Reproduce the listing that follows with no differences at all.

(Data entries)
────
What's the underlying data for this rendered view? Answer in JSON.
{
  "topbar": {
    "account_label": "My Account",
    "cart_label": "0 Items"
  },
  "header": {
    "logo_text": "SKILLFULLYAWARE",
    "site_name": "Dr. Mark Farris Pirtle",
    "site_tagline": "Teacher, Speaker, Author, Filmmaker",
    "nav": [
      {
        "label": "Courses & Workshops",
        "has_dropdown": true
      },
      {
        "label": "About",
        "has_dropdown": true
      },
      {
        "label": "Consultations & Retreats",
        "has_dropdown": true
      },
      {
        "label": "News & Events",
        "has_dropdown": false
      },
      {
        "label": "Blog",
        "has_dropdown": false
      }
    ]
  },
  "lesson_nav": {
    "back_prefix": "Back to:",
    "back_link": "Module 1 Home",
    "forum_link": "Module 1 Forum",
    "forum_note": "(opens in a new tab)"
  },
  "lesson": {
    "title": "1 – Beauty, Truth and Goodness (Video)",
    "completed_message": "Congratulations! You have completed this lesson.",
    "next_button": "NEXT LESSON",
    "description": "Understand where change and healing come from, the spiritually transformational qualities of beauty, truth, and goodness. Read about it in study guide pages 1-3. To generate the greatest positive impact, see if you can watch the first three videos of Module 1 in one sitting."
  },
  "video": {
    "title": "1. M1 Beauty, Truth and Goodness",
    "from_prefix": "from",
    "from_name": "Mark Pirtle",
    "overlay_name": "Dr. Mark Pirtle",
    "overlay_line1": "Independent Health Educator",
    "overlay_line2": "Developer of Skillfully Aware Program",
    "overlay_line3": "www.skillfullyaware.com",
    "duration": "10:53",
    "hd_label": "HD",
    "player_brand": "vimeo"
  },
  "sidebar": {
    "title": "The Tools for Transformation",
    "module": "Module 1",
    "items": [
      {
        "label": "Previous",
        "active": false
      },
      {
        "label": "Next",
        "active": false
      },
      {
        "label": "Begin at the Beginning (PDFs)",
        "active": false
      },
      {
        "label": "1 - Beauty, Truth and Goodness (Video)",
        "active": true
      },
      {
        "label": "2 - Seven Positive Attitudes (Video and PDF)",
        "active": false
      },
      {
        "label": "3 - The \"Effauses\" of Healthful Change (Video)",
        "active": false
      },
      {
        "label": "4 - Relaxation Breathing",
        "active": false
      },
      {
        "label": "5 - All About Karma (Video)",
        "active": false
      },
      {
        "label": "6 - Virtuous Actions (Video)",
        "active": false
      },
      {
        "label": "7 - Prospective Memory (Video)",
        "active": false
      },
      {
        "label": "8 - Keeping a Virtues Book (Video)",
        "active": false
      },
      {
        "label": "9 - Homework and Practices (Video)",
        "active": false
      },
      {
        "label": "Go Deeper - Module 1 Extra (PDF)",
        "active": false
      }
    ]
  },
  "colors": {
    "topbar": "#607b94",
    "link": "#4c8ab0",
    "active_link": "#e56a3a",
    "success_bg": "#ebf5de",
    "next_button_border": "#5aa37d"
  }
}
────
* **Reply**
What's the underlying data for this rendered view? Answer in JSON.
{
  "topbar": {
    "account_label": "My Account",
    "cart_label": "0 Items"
  },
  "header": {
    "logo_text": "SKILLFULLYAWARE",
    "site_name": "Dr. Mark Farris Pirtle",
    "site_tagline": "Teacher, Speaker, Author, Filmmaker",
    "nav": [
      {
        "label": "Courses & Workshops",
        "has_dropdown": true
      },
      {
        "label": "About",
        "has_dropdown": true
      },
      {
        "label": "Consultations & Retreats",
        "has_dropdown": true
      },
      {
        "label": "News & Events",
        "has_dropdown": false
      },
      {
        "label": "Blog",
        "has_dropdown": false
      }
    ]
  },
  "lesson_nav": {
    "back_prefix": "Back to:",
    "back_link": "Module 1 Home",
    "forum_link": "Module 1 Forum",
    "forum_note": "(opens in a new tab)"
  },
  "lesson": {
    "title": "1 – Beauty, Truth and Goodness (Video)",
    "completed_message": "Congratulations! You have completed this lesson.",
    "next_button": "NEXT LESSON",
    "description": "Understand where change and healing come from, the spiritually transformational qualities of beauty, truth, and goodness. Read about it in study guide pages 1-3. To generate the greatest positive impact, see if you can watch the first three videos of Module 1 in one sitting."
  },
  "video": {
    "title": "1. M1 Beauty, Truth and Goodness",
    "from_prefix": "from",
    "from_name": "Mark Pirtle",
    "overlay_name": "Dr. Mark Pirtle",
    "overlay_line1": "Independent Health Educator",
    "overlay_line2": "Developer of Skillfully Aware Program",
    "overlay_line3": "www.skillfullyaware.com",
    "duration": "10:53",
    "hd_label": "HD",
    "player_brand": "vimeo"
  },
  "sidebar": {
    "title": "The Tools for Transformation",
    "module": "Module 1",
    "items": [
      {
        "label": "Previous",
        "active": false
      },
      {
        "label": "Next",
        "active": false
      },
      {
        "label": "Begin at the Beginning (PDFs)",
        "active": false
      },
      {
        "label": "1 - Beauty, Truth and Goodness (Video)",
        "active": true
      },
      {
        "label": "2 - Seven Positive Attitudes (Video and PDF)",
        "active": false
      },
      {
        "label": "3 - The \"Effauses\" of Healthful Change (Video)",
        "active": false
      },
      {
        "label": "4 - Relaxation Breathing",
        "active": false
      },
      {
        "label": "5 - All About Karma (Video)",
        "active": false
      },
      {
        "label": "6 - Virtuous Actions (Video)",
        "active": false
      },
      {
        "label": "7 - Prospective Memory (Video)",
        "active": false
      },
      {
        "label": "8 - Keeping a Virtues Book (Video)",
        "active": false
      },
      {
        "label": "9 - Homework and Practices (Video)",
        "active": false
      },
      {
        "label": "Go Deeper - Module 1 Extra (PDF)",
        "active": false
      }
    ]
  },
  "colors": {
    "topbar": "#607b94",
    "link": "#4c8ab0",
    "active_link": "#e56a3a",
    "success_bg": "#ebf5de",
    "next_button_border": "#5aa37d"
  }
}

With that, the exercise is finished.